start

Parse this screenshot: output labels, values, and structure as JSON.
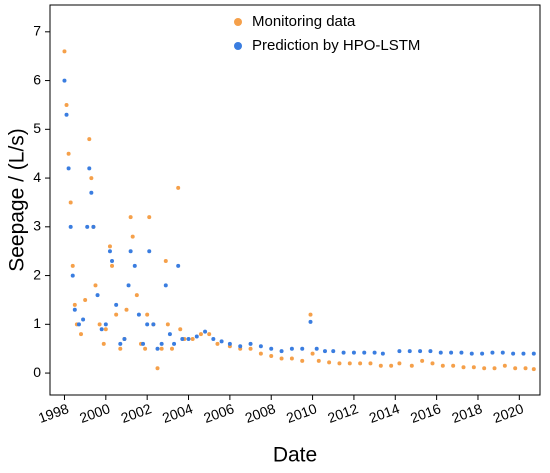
{
  "chart_data": {
    "type": "scatter",
    "xlabel": "Date",
    "ylabel": "Seepage / (L/s)",
    "xlim": [
      1997.3,
      2021.0
    ],
    "xticks": [
      1998,
      2000,
      2002,
      2004,
      2006,
      2008,
      2010,
      2012,
      2014,
      2016,
      2018,
      2020
    ],
    "ylim": [
      -0.45,
      7.55
    ],
    "yticks": [
      0,
      1,
      2,
      3,
      4,
      5,
      6,
      7
    ],
    "legend": "upper center",
    "series": [
      {
        "name": "Monitoring data",
        "color": "#f5a04a",
        "x": [
          1998.0,
          1998.1,
          1998.2,
          1998.3,
          1998.4,
          1998.5,
          1998.6,
          1998.8,
          1999.0,
          1999.2,
          1999.3,
          1999.4,
          1999.5,
          1999.7,
          1999.9,
          2000.0,
          2000.2,
          2000.3,
          2000.5,
          2000.7,
          2000.9,
          2001.0,
          2001.2,
          2001.3,
          2001.5,
          2001.7,
          2001.9,
          2002.0,
          2002.1,
          2002.3,
          2002.5,
          2002.7,
          2002.9,
          2003.0,
          2003.2,
          2003.5,
          2003.6,
          2003.8,
          2004.2,
          2004.6,
          2005.0,
          2005.4,
          2006.0,
          2006.5,
          2007.0,
          2007.5,
          2008.0,
          2008.5,
          2009.0,
          2009.5,
          2009.9,
          2010.0,
          2010.3,
          2010.8,
          2011.3,
          2011.8,
          2012.3,
          2012.8,
          2013.3,
          2013.8,
          2014.2,
          2014.8,
          2015.3,
          2015.8,
          2016.3,
          2016.8,
          2017.3,
          2017.8,
          2018.3,
          2018.8,
          2019.3,
          2019.8,
          2020.3,
          2020.7
        ],
        "values": [
          6.6,
          5.5,
          4.5,
          3.5,
          2.2,
          1.4,
          1.0,
          0.8,
          1.5,
          4.8,
          4.0,
          3.0,
          1.8,
          1.0,
          0.6,
          0.9,
          2.6,
          2.2,
          1.2,
          0.5,
          0.7,
          1.3,
          3.2,
          2.8,
          1.6,
          0.6,
          0.5,
          1.2,
          3.2,
          1.0,
          0.1,
          0.5,
          2.3,
          1.0,
          0.5,
          3.8,
          0.9,
          0.7,
          0.7,
          0.8,
          0.8,
          0.6,
          0.55,
          0.5,
          0.5,
          0.4,
          0.35,
          0.3,
          0.3,
          0.25,
          1.2,
          0.4,
          0.25,
          0.22,
          0.2,
          0.2,
          0.2,
          0.2,
          0.15,
          0.15,
          0.2,
          0.15,
          0.25,
          0.2,
          0.15,
          0.15,
          0.12,
          0.12,
          0.1,
          0.1,
          0.15,
          0.1,
          0.1,
          0.08
        ]
      },
      {
        "name": "Prediction by HPO-LSTM",
        "color": "#3a7de0",
        "x": [
          1998.0,
          1998.1,
          1998.2,
          1998.3,
          1998.4,
          1998.5,
          1998.7,
          1998.9,
          1999.1,
          1999.2,
          1999.3,
          1999.4,
          1999.6,
          1999.8,
          2000.0,
          2000.2,
          2000.3,
          2000.5,
          2000.7,
          2000.9,
          2001.1,
          2001.2,
          2001.4,
          2001.6,
          2001.8,
          2002.0,
          2002.1,
          2002.3,
          2002.5,
          2002.7,
          2002.9,
          2003.1,
          2003.3,
          2003.5,
          2003.7,
          2004.0,
          2004.4,
          2004.8,
          2005.2,
          2005.6,
          2006.0,
          2006.5,
          2007.0,
          2007.5,
          2008.0,
          2008.5,
          2009.0,
          2009.5,
          2009.9,
          2010.2,
          2010.6,
          2011.0,
          2011.5,
          2012.0,
          2012.5,
          2013.0,
          2013.4,
          2014.2,
          2014.7,
          2015.2,
          2015.7,
          2016.2,
          2016.7,
          2017.2,
          2017.7,
          2018.2,
          2018.7,
          2019.2,
          2019.7,
          2020.2,
          2020.7
        ],
        "values": [
          6.0,
          5.3,
          4.2,
          3.0,
          2.0,
          1.3,
          1.0,
          1.1,
          3.0,
          4.2,
          3.7,
          3.0,
          1.6,
          0.9,
          1.0,
          2.5,
          2.3,
          1.4,
          0.6,
          0.7,
          1.8,
          2.5,
          2.2,
          1.2,
          0.6,
          1.0,
          2.5,
          1.0,
          0.5,
          0.6,
          1.8,
          0.8,
          0.6,
          2.2,
          0.7,
          0.7,
          0.75,
          0.85,
          0.7,
          0.65,
          0.6,
          0.55,
          0.6,
          0.55,
          0.5,
          0.45,
          0.5,
          0.5,
          1.05,
          0.5,
          0.45,
          0.45,
          0.42,
          0.42,
          0.42,
          0.42,
          0.4,
          0.45,
          0.45,
          0.45,
          0.45,
          0.42,
          0.42,
          0.42,
          0.4,
          0.4,
          0.42,
          0.42,
          0.4,
          0.4,
          0.4
        ]
      }
    ]
  }
}
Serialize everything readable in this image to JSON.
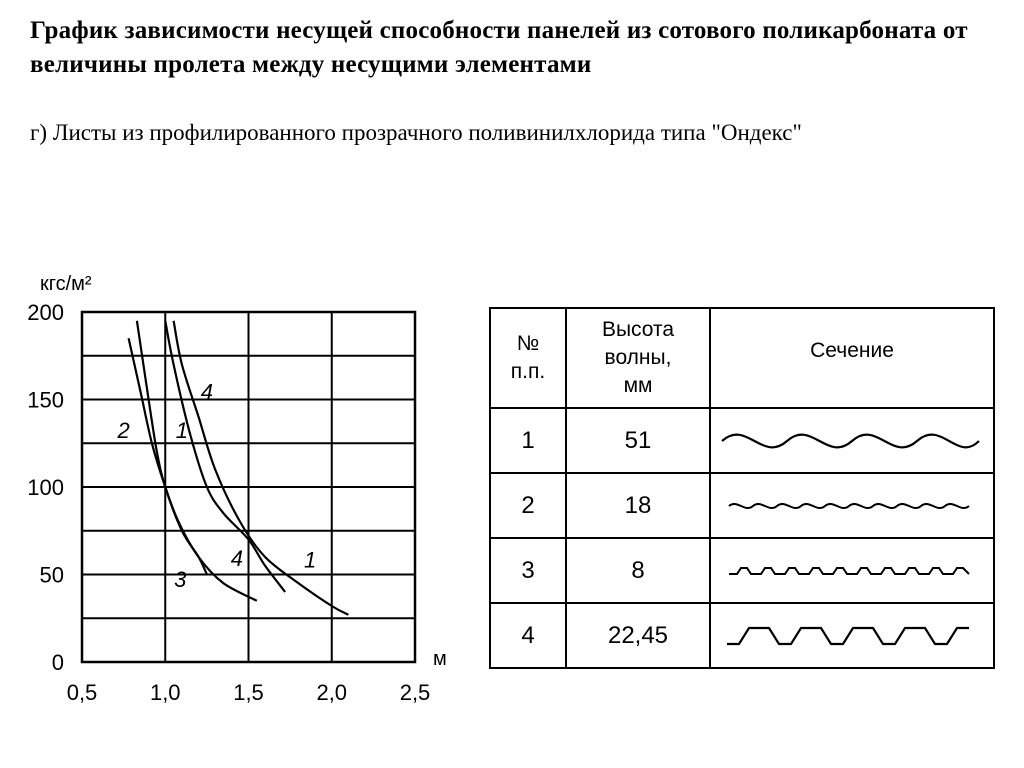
{
  "header": {
    "title": "График зависимости несущей способности панелей из сотового поликарбоната от величины пролета между несущими элементами",
    "subtitle": "г) Листы из профилированного прозрачного поливинилхлорида типа \"Ондекс\""
  },
  "chart_data": {
    "type": "line",
    "xlabel": "м",
    "ylabel": "кгс/м²",
    "xlim": [
      0.5,
      2.5
    ],
    "ylim": [
      0,
      200
    ],
    "x_ticks": [
      "0,5",
      "1,0",
      "1,5",
      "2,0",
      "2,5"
    ],
    "y_ticks": [
      "200",
      "150",
      "100",
      "50",
      "0"
    ],
    "grid": true,
    "series": [
      {
        "name": "1",
        "points": [
          [
            1.05,
            195
          ],
          [
            1.1,
            170
          ],
          [
            1.2,
            140
          ],
          [
            1.3,
            110
          ],
          [
            1.45,
            80
          ],
          [
            1.6,
            60
          ],
          [
            1.8,
            45
          ],
          [
            2.0,
            32
          ],
          [
            2.1,
            27
          ]
        ]
      },
      {
        "name": "2",
        "points": [
          [
            0.78,
            185
          ],
          [
            0.85,
            155
          ],
          [
            0.92,
            125
          ],
          [
            1.0,
            100
          ],
          [
            1.08,
            80
          ],
          [
            1.2,
            60
          ],
          [
            1.35,
            45
          ],
          [
            1.55,
            35
          ]
        ]
      },
      {
        "name": "3",
        "points": [
          [
            0.83,
            195
          ],
          [
            0.9,
            150
          ],
          [
            0.95,
            120
          ],
          [
            1.0,
            100
          ],
          [
            1.1,
            75
          ],
          [
            1.2,
            60
          ],
          [
            1.25,
            50
          ]
        ]
      },
      {
        "name": "4",
        "points": [
          [
            1.0,
            195
          ],
          [
            1.05,
            170
          ],
          [
            1.15,
            130
          ],
          [
            1.25,
            100
          ],
          [
            1.35,
            85
          ],
          [
            1.5,
            70
          ],
          [
            1.6,
            55
          ],
          [
            1.72,
            40
          ]
        ]
      }
    ],
    "annotations": [
      {
        "text": "1",
        "x": 1.1,
        "y": 128
      },
      {
        "text": "1",
        "x": 1.87,
        "y": 54
      },
      {
        "text": "2",
        "x": 0.75,
        "y": 128
      },
      {
        "text": "3",
        "x": 1.09,
        "y": 43
      },
      {
        "text": "4",
        "x": 1.25,
        "y": 150
      },
      {
        "text": "4",
        "x": 1.43,
        "y": 55
      }
    ]
  },
  "table": {
    "headers": [
      "№ п.п.",
      "Высота волны, мм",
      "Сечение"
    ],
    "rows": [
      {
        "num": "1",
        "height": "51",
        "profile": "sine-wave-high"
      },
      {
        "num": "2",
        "height": "18",
        "profile": "sine-wave-low"
      },
      {
        "num": "3",
        "height": "8",
        "profile": "small-wave"
      },
      {
        "num": "4",
        "height": "22,45",
        "profile": "trapezoidal-wave"
      }
    ]
  }
}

end

▸ **GIVEN EXERCISE**:
From the listing above, find the number of lines with the word "sine" in them. Answer with the number only.

▸ **TASK RESULT**:
2